#### Excerpted data

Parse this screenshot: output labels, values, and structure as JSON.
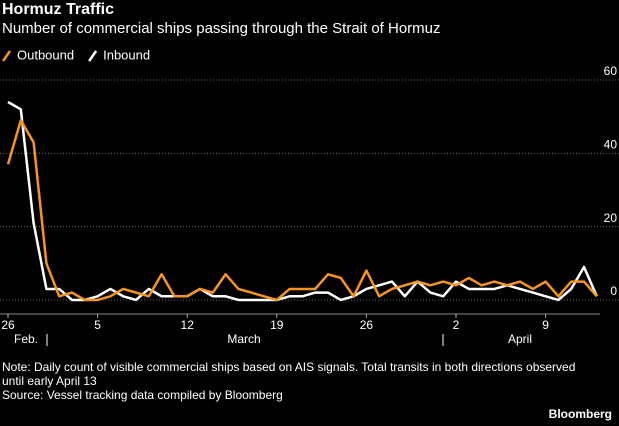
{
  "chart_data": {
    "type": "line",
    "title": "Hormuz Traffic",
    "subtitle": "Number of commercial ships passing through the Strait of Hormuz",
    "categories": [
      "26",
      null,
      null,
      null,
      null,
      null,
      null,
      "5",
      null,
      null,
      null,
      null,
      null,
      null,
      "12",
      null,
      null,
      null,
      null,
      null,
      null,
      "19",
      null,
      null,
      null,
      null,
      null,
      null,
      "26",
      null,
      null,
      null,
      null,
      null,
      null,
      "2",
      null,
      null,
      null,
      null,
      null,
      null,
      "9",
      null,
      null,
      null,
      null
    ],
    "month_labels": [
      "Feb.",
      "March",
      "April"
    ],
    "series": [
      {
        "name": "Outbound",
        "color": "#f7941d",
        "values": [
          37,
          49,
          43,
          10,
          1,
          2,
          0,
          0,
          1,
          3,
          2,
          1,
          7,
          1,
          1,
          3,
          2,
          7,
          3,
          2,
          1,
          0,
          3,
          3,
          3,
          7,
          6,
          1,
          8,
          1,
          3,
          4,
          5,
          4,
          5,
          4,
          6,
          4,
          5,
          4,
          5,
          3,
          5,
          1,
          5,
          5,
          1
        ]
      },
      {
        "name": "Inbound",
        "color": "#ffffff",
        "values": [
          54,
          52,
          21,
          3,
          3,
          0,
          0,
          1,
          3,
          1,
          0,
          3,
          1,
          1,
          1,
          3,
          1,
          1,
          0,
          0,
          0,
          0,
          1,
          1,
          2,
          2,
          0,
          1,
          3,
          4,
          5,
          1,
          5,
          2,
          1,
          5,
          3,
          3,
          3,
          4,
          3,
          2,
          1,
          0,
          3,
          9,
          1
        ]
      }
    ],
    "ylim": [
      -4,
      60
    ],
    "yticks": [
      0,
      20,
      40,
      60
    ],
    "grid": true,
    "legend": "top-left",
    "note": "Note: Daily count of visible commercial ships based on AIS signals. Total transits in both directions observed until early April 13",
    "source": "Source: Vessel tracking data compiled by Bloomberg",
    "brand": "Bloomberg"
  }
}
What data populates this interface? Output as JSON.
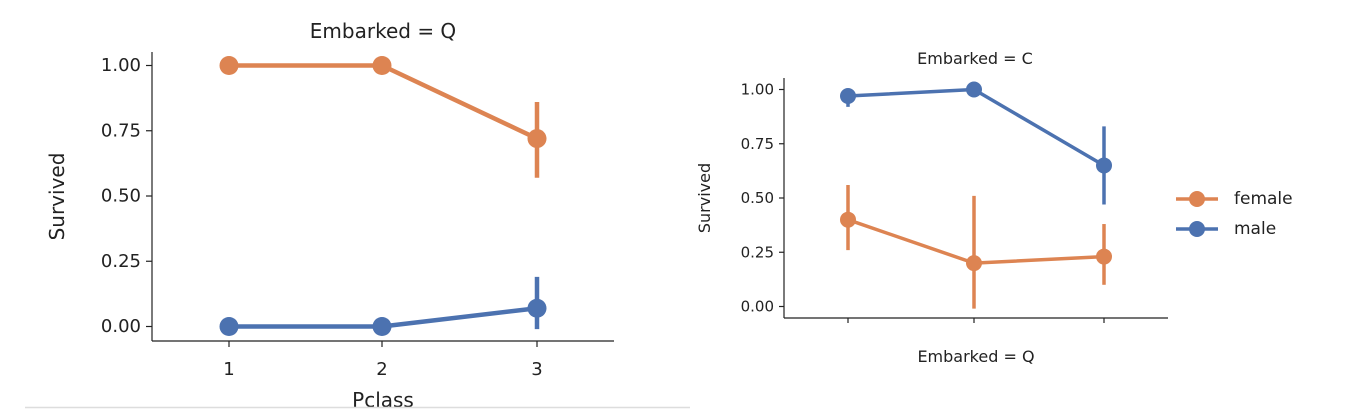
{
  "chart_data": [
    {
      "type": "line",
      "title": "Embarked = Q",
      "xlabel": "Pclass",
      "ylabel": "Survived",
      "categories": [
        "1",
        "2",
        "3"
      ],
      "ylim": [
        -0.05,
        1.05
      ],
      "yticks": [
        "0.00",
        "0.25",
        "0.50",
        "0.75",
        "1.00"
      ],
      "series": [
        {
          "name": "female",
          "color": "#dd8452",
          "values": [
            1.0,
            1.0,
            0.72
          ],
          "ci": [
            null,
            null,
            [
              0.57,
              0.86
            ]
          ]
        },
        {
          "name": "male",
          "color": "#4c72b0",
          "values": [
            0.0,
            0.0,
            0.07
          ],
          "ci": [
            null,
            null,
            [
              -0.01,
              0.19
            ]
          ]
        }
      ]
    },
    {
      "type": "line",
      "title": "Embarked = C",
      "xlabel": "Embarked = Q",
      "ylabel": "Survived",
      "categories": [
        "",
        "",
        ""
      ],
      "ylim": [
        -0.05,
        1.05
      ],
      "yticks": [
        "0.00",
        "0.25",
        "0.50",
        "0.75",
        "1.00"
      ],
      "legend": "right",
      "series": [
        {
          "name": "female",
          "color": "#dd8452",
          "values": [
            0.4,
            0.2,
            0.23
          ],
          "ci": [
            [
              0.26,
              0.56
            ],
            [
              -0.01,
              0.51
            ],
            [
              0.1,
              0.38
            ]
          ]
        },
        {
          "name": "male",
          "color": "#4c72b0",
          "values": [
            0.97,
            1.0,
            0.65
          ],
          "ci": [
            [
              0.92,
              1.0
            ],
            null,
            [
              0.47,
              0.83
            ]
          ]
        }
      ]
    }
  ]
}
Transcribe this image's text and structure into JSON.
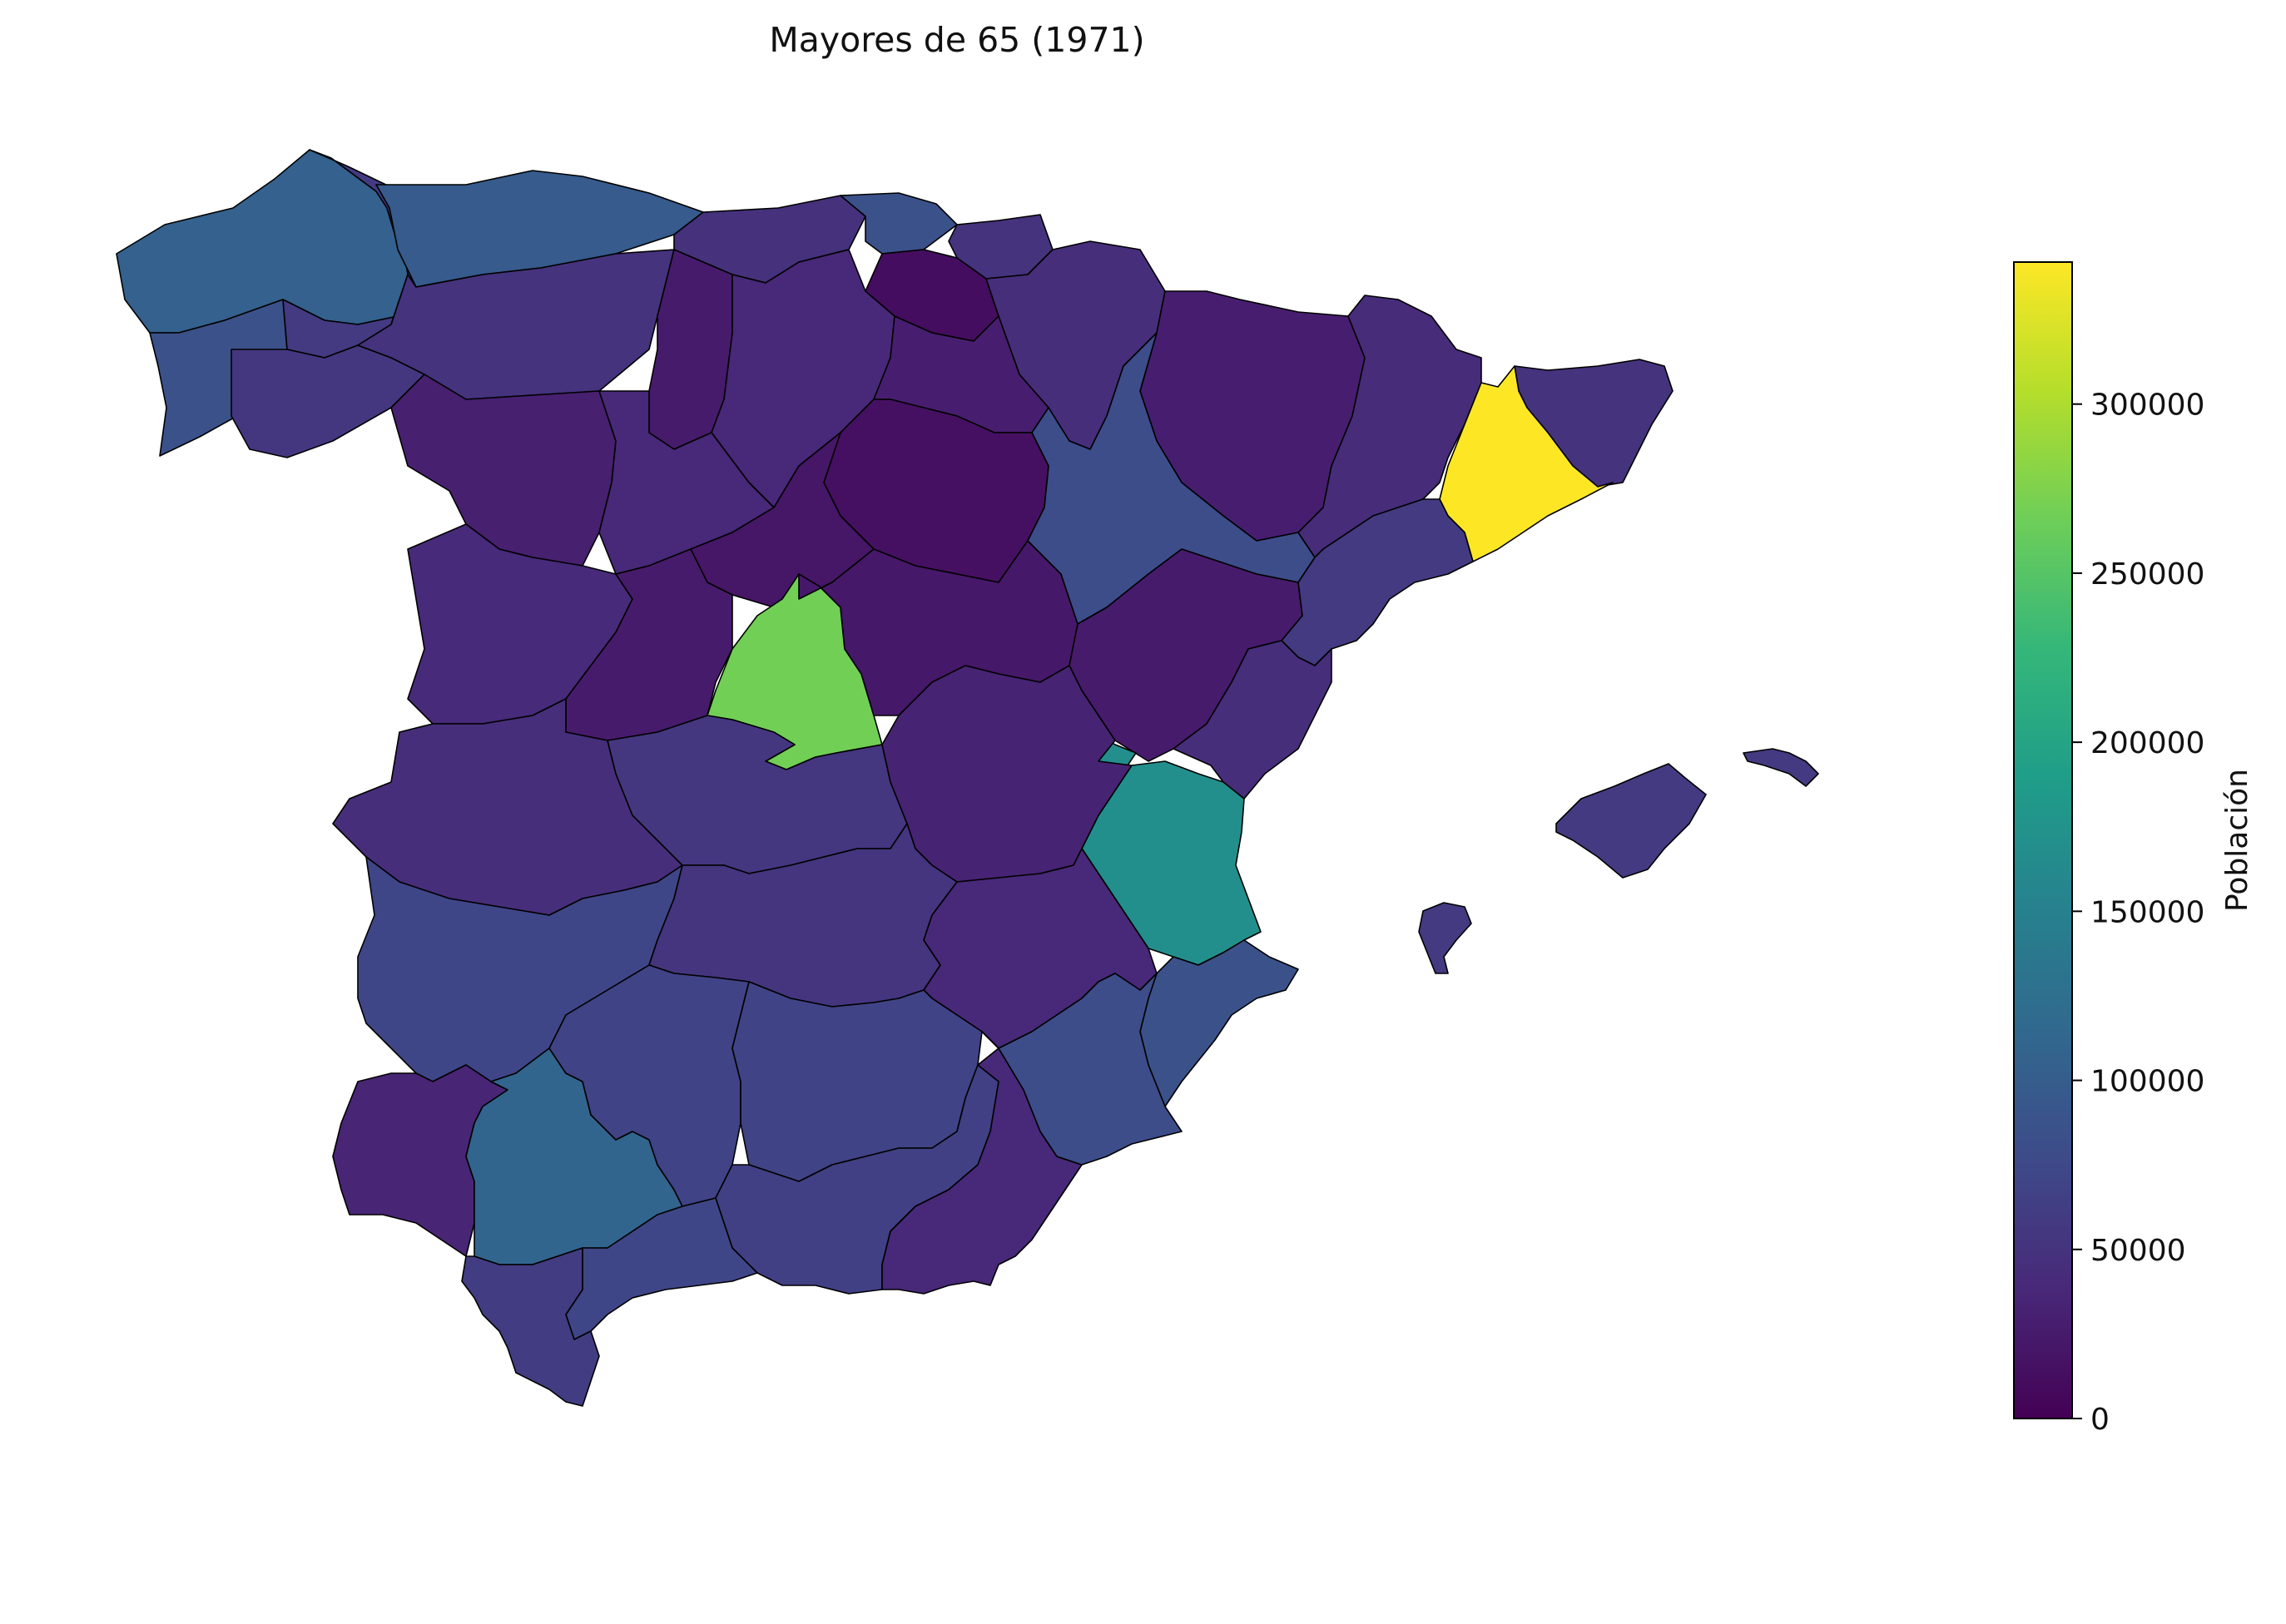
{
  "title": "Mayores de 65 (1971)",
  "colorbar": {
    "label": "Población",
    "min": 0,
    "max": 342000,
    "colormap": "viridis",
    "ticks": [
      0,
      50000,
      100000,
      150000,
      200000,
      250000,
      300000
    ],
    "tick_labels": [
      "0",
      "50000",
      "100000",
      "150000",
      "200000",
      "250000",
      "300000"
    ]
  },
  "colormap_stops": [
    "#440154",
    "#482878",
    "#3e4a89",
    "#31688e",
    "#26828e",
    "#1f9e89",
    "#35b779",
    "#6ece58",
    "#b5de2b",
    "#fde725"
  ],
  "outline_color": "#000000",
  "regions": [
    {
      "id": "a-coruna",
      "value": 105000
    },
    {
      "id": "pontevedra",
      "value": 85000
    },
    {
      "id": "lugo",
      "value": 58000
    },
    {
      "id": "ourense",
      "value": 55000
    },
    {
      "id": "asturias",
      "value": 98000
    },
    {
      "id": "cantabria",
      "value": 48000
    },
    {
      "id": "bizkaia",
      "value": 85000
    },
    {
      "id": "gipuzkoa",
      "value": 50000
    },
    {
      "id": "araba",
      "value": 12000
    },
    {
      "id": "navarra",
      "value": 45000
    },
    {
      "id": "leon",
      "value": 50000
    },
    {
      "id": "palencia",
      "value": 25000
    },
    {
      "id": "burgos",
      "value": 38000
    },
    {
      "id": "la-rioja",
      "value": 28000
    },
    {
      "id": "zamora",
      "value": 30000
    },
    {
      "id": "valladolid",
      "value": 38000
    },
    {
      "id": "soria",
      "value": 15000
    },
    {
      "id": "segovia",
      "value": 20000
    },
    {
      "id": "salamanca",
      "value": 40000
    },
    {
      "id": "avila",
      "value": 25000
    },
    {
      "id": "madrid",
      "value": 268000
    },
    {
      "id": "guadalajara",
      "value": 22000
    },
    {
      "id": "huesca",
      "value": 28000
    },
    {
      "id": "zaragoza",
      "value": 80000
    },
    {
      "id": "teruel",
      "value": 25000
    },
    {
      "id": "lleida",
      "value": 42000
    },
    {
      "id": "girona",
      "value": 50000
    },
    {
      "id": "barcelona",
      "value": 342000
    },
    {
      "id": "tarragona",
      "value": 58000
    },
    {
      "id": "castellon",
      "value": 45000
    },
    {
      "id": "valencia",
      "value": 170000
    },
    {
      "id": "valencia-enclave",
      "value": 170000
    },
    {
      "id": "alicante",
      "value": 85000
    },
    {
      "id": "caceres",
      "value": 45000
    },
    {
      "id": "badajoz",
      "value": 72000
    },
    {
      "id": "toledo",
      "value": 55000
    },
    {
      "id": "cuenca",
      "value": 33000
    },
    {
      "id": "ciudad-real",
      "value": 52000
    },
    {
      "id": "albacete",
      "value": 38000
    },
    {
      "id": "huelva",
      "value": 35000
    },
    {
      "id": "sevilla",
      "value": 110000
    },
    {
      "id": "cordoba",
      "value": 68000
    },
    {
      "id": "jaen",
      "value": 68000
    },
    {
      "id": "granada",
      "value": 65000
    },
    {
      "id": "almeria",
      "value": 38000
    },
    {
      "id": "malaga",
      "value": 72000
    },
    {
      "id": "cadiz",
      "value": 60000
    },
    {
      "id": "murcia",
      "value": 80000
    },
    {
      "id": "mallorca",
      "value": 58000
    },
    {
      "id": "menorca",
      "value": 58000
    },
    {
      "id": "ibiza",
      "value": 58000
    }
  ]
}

########

• Problem statement: Reproduce all entries without any change, and omit the pictures.

• Task solution:
Parse this screenshot: output labels, values, and structure as JSON.
{
  "chart_data": {
    "type": "line",
    "title": "Hormuz Traffic",
    "subtitle": "Number of commercial ships passing through the Strait of Hormuz",
    "categories": [
      "26",
      null,
      null,
      null,
      null,
      null,
      null,
      "5",
      null,
      null,
      null,
      null,
      null,
      null,
      "12",
      null,
      null,
      null,
      null,
      null,
      null,
      "19",
      null,
      null,
      null,
      null,
      null,
      null,
      "26",
      null,
      null,
      null,
      null,
      null,
      null,
      "2",
      null,
      null,
      null,
      null,
      null,
      null,
      "9",
      null,
      null,
      null,
      null
    ],
    "month_labels": [
      "Feb.",
      "March",
      "April"
    ],
    "series": [
      {
        "name": "Outbound",
        "color": "#f7941d",
        "values": [
          37,
          49,
          43,
          10,
          1,
          2,
          0,
          0,
          1,
          3,
          2,
          1,
          7,
          1,
          1,
          3,
          2,
          7,
          3,
          2,
          1,
          0,
          3,
          3,
          3,
          7,
          6,
          1,
          8,
          1,
          3,
          4,
          5,
          4,
          5,
          4,
          6,
          4,
          5,
          4,
          5,
          3,
          5,
          1,
          5,
          5,
          1
        ]
      },
      {
        "name": "Inbound",
        "color": "#ffffff",
        "values": [
          54,
          52,
          21,
          3,
          3,
          0,
          0,
          1,
          3,
          1,
          0,
          3,
          1,
          1,
          1,
          3,
          1,
          1,
          0,
          0,
          0,
          0,
          1,
          1,
          2,
          2,
          0,
          1,
          3,
          4,
          5,
          1,
          5,
          2,
          1,
          5,
          3,
          3,
          3,
          4,
          3,
          2,
          1,
          0,
          3,
          9,
          1
        ]
      }
    ],
    "ylim": [
      -4,
      60
    ],
    "yticks": [
      0,
      20,
      40,
      60
    ],
    "grid": true,
    "legend": "top-left",
    "note": "Note: Daily count of visible commercial ships based on AIS signals. Total transits in both directions observed until early April 13",
    "source": "Source: Vessel tracking data compiled by Bloomberg",
    "brand": "Bloomberg"
  }
}
What data populates this interface? Output as JSON.
{
  "chart_data": [
    {
      "type": "line",
      "title": "Embarked = Q",
      "xlabel": "Pclass",
      "ylabel": "Survived",
      "categories": [
        "1",
        "2",
        "3"
      ],
      "ylim": [
        -0.05,
        1.05
      ],
      "yticks": [
        "0.00",
        "0.25",
        "0.50",
        "0.75",
        "1.00"
      ],
      "series": [
        {
          "name": "female",
          "color": "#dd8452",
          "values": [
            1.0,
            1.0,
            0.72
          ],
          "ci": [
            null,
            null,
            [
              0.57,
              0.86
            ]
          ]
        },
        {
          "name": "male",
          "color": "#4c72b0",
          "values": [
            0.0,
            0.0,
            0.07
          ],
          "ci": [
            null,
            null,
            [
              -0.01,
              0.19
            ]
          ]
        }
      ]
    },
    {
      "type": "line",
      "title": "Embarked = C",
      "xlabel": "Embarked = Q",
      "ylabel": "Survived",
      "categories": [
        "",
        "",
        ""
      ],
      "ylim": [
        -0.05,
        1.05
      ],
      "yticks": [
        "0.00",
        "0.25",
        "0.50",
        "0.75",
        "1.00"
      ],
      "legend": "right",
      "series": [
        {
          "name": "female",
          "color": "#dd8452",
          "values": [
            0.4,
            0.2,
            0.23
          ],
          "ci": [
            [
              0.26,
              0.56
            ],
            [
              -0.01,
              0.51
            ],
            [
              0.1,
              0.38
            ]
          ]
        },
        {
          "name": "male",
          "color": "#4c72b0",
          "values": [
            0.97,
            1.0,
            0.65
          ],
          "ci": [
            [
              0.92,
              1.0
            ],
            null,
            [
              0.47,
              0.83
            ]
          ]
        }
      ]
    }
  ]
}
Transcribe this image's text and structure into JSON.
{
  "title": "Mayores de 65 (1971)",
  "colorbar": {
    "label": "Población",
    "min": 0,
    "max": 342000,
    "colormap": "viridis",
    "ticks": [
      0,
      50000,
      100000,
      150000,
      200000,
      250000,
      300000
    ],
    "tick_labels": [
      "0",
      "50000",
      "100000",
      "150000",
      "200000",
      "250000",
      "300000"
    ]
  },
  "colormap_stops": [
    "#440154",
    "#482878",
    "#3e4a89",
    "#31688e",
    "#26828e",
    "#1f9e89",
    "#35b779",
    "#6ece58",
    "#b5de2b",
    "#fde725"
  ],
  "outline_color": "#000000",
  "regions": [
    {
      "id": "a-coruna",
      "value": 105000
    },
    {
      "id": "pontevedra",
      "value": 85000
    },
    {
      "id": "lugo",
      "value": 58000
    },
    {
      "id": "ourense",
      "value": 55000
    },
    {
      "id": "asturias",
      "value": 98000
    },
    {
      "id": "cantabria",
      "value": 48000
    },
    {
      "id": "bizkaia",
      "value": 85000
    },
    {
      "id": "gipuzkoa",
      "value": 50000
    },
    {
      "id": "araba",
      "value": 12000
    },
    {
      "id": "navarra",
      "value": 45000
    },
    {
      "id": "leon",
      "value": 50000
    },
    {
      "id": "palencia",
      "value": 25000
    },
    {
      "id": "burgos",
      "value": 38000
    },
    {
      "id": "la-rioja",
      "value": 28000
    },
    {
      "id": "zamora",
      "value": 30000
    },
    {
      "id": "valladolid",
      "value": 38000
    },
    {
      "id": "soria",
      "value": 15000
    },
    {
      "id": "segovia",
      "value": 20000
    },
    {
      "id": "salamanca",
      "value": 40000
    },
    {
      "id": "avila",
      "value": 25000
    },
    {
      "id": "madrid",
      "value": 268000
    },
    {
      "id": "guadalajara",
      "value": 22000
    },
    {
      "id": "huesca",
      "value": 28000
    },
    {
      "id": "zaragoza",
      "value": 80000
    },
    {
      "id": "teruel",
      "value": 25000
    },
    {
      "id": "lleida",
      "value": 42000
    },
    {
      "id": "girona",
      "value": 50000
    },
    {
      "id": "barcelona",
      "value": 342000
    },
    {
      "id": "tarragona",
      "value": 58000
    },
    {
      "id": "castellon",
      "value": 45000
    },
    {
      "id": "valencia",
      "value": 170000
    },
    {
      "id": "valencia-enclave",
      "value": 170000
    },
    {
      "id": "alicante",
      "value": 85000
    },
    {
      "id": "caceres",
      "value": 45000
    },
    {
      "id": "badajoz",
      "value": 72000
    },
    {
      "id": "toledo",
      "value": 55000
    },
    {
      "id": "cuenca",
      "value": 33000
    },
    {
      "id": "ciudad-real",
      "value": 52000
    },
    {
      "id": "albacete",
      "value": 38000
    },
    {
      "id": "huelva",
      "value": 35000
    },
    {
      "id": "sevilla",
      "value": 110000
    },
    {
      "id": "cordoba",
      "value": 68000
    },
    {
      "id": "jaen",
      "value": 68000
    },
    {
      "id": "granada",
      "value": 65000
    },
    {
      "id": "almeria",
      "value": 38000
    },
    {
      "id": "malaga",
      "value": 72000
    },
    {
      "id": "cadiz",
      "value": 60000
    },
    {
      "id": "murcia",
      "value": 80000
    },
    {
      "id": "mallorca",
      "value": 58000
    },
    {
      "id": "menorca",
      "value": 58000
    },
    {
      "id": "ibiza",
      "value": 58000
    }
  ]
}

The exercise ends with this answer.